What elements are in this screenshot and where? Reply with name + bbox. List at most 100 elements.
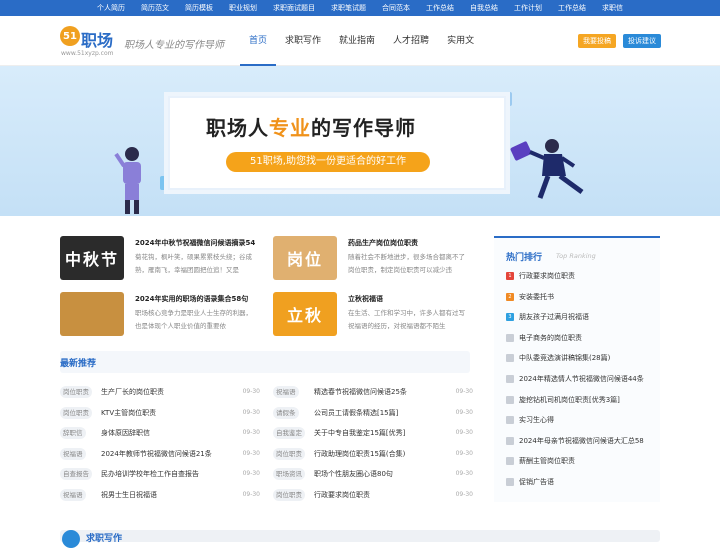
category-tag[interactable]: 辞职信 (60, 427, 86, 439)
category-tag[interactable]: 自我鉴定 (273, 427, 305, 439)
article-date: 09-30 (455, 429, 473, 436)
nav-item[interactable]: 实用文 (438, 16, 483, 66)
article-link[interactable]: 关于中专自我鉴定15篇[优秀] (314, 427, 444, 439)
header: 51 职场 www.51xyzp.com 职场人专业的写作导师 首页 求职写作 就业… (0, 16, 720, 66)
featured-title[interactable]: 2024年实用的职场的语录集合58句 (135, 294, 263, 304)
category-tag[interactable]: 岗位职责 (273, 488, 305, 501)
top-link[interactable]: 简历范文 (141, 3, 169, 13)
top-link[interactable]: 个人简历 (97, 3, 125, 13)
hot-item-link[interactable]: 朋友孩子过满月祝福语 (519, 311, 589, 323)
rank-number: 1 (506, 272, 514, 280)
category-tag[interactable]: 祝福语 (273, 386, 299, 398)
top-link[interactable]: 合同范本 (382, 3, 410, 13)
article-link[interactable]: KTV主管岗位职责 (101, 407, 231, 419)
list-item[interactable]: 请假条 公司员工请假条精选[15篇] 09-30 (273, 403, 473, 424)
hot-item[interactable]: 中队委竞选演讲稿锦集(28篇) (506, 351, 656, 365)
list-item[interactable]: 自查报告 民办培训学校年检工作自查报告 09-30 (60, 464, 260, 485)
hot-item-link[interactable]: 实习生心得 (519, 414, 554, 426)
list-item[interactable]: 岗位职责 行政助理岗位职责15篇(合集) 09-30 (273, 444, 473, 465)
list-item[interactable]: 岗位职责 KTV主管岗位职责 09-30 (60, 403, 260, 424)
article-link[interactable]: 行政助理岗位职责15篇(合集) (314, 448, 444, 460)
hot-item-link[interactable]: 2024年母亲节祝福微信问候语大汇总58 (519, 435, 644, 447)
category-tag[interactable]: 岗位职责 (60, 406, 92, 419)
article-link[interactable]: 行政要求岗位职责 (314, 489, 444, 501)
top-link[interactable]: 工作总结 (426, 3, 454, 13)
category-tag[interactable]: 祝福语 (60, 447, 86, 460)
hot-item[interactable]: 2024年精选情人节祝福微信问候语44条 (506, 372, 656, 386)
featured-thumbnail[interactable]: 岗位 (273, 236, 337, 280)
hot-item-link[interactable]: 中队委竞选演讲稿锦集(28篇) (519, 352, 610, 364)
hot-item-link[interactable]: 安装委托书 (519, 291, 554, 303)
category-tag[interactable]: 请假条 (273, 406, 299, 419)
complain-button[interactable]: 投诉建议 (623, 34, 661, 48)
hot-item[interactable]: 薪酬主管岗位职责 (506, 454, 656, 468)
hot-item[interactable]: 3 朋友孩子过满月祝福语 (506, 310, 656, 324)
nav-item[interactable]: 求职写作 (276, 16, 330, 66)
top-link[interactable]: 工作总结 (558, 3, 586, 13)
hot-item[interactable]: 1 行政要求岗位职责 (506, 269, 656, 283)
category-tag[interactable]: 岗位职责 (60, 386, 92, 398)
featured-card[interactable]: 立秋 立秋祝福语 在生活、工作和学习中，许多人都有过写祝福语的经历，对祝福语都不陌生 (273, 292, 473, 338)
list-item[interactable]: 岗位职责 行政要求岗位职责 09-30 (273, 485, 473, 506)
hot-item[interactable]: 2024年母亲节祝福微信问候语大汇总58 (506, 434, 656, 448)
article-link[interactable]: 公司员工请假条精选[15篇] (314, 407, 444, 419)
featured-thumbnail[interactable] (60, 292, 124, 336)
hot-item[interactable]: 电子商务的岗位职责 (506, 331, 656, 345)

......

_To be done:_
Reproduce the listing with each "category-tag" changed to "label-chip" and everything else left as it is. Omit the pictures.

_Problem solution:_
What elements are in this screenshot and where? Reply with name + bbox. List at most 100 elements.
label-chip[interactable]: 辞职信 (60, 427, 86, 439)
label-chip[interactable]: 自我鉴定 (273, 427, 305, 439)
article-date: 09-30 (455, 429, 473, 436)
nav-item[interactable]: 实用文 (438, 16, 483, 66)
article-link[interactable]: 关于中专自我鉴定15篇[优秀] (314, 427, 444, 439)
header: 51 职场 www.51xyzp.com 职场人专业的写作导师 首页 求职写作 就业… (0, 16, 720, 66)
featured-title[interactable]: 2024年实用的职场的语录集合58句 (135, 294, 263, 304)
label-chip[interactable]: 岗位职责 (273, 488, 305, 501)
top-link[interactable]: 简历范文 (141, 3, 169, 13)
top-link[interactable]: 个人简历 (97, 3, 125, 13)
hot-item-link[interactable]: 朋友孩子过满月祝福语 (519, 311, 589, 323)
rank-number: 1 (506, 272, 514, 280)
label-chip[interactable]: 祝福语 (273, 386, 299, 398)
top-link[interactable]: 合同范本 (382, 3, 410, 13)
article-link[interactable]: KTV主管岗位职责 (101, 407, 231, 419)
list-item[interactable]: 请假条 公司员工请假条精选[15篇] 09-30 (273, 403, 473, 424)
hot-item[interactable]: 中队委竞选演讲稿锦集(28篇) (506, 351, 656, 365)
list-item[interactable]: 自查报告 民办培训学校年检工作自查报告 09-30 (60, 464, 260, 485)
hot-item-link[interactable]: 实习生心得 (519, 414, 554, 426)
list-item[interactable]: 岗位职责 行政助理岗位职责15篇(合集) 09-30 (273, 444, 473, 465)
list-item[interactable]: 岗位职责 KTV主管岗位职责 09-30 (60, 403, 260, 424)
article-link[interactable]: 行政助理岗位职责15篇(合集) (314, 448, 444, 460)
hot-item-link[interactable]: 2024年母亲节祝福微信问候语大汇总58 (519, 435, 644, 447)
label-chip[interactable]: 岗位职责 (60, 406, 92, 419)
article-link[interactable]: 行政要求岗位职责 (314, 489, 444, 501)
top-link[interactable]: 工作总结 (426, 3, 454, 13)
label-chip[interactable]: 祝福语 (60, 447, 86, 460)
hot-item[interactable]: 2024年精选情人节祝福微信问候语44条 (506, 372, 656, 386)
featured-thumbnail[interactable]: 岗位 (273, 236, 337, 280)
hot-item-link[interactable]: 中队委竞选演讲稿锦集(28篇) (519, 352, 610, 364)
hot-item-link[interactable]: 安装委托书 (519, 291, 554, 303)
label-chip[interactable]: 请假条 (273, 406, 299, 419)
complain-button[interactable]: 投诉建议 (623, 34, 661, 48)
hot-item[interactable]: 薪酬主管岗位职责 (506, 454, 656, 468)
hot-item[interactable]: 3 朋友孩子过满月祝福语 (506, 310, 656, 324)
nav-item[interactable]: 求职写作 (276, 16, 330, 66)
top-link[interactable]: 工作总结 (558, 3, 586, 13)
hot-item[interactable]: 1 行政要求岗位职责 (506, 269, 656, 283)
label-chip[interactable]: 岗位职责 (60, 386, 92, 398)
featured-card[interactable]: 立秋 立秋祝福语 在生活、工作和学习中，许多人都有过写祝福语的经历，对祝福语都不陌生 (273, 292, 473, 338)
list-item[interactable]: 岗位职责 行政要求岗位职责 09-30 (273, 485, 473, 506)
hot-item[interactable]: 2024年母亲节祝福微信问候语大汇总58 (506, 434, 656, 448)
article-link[interactable]: 公司员工请假条精选[15篇] (314, 407, 444, 419)
featured-thumbnail[interactable] (60, 292, 124, 336)
hot-item[interactable]: 电子商务的岗位职责 (506, 331, 656, 345)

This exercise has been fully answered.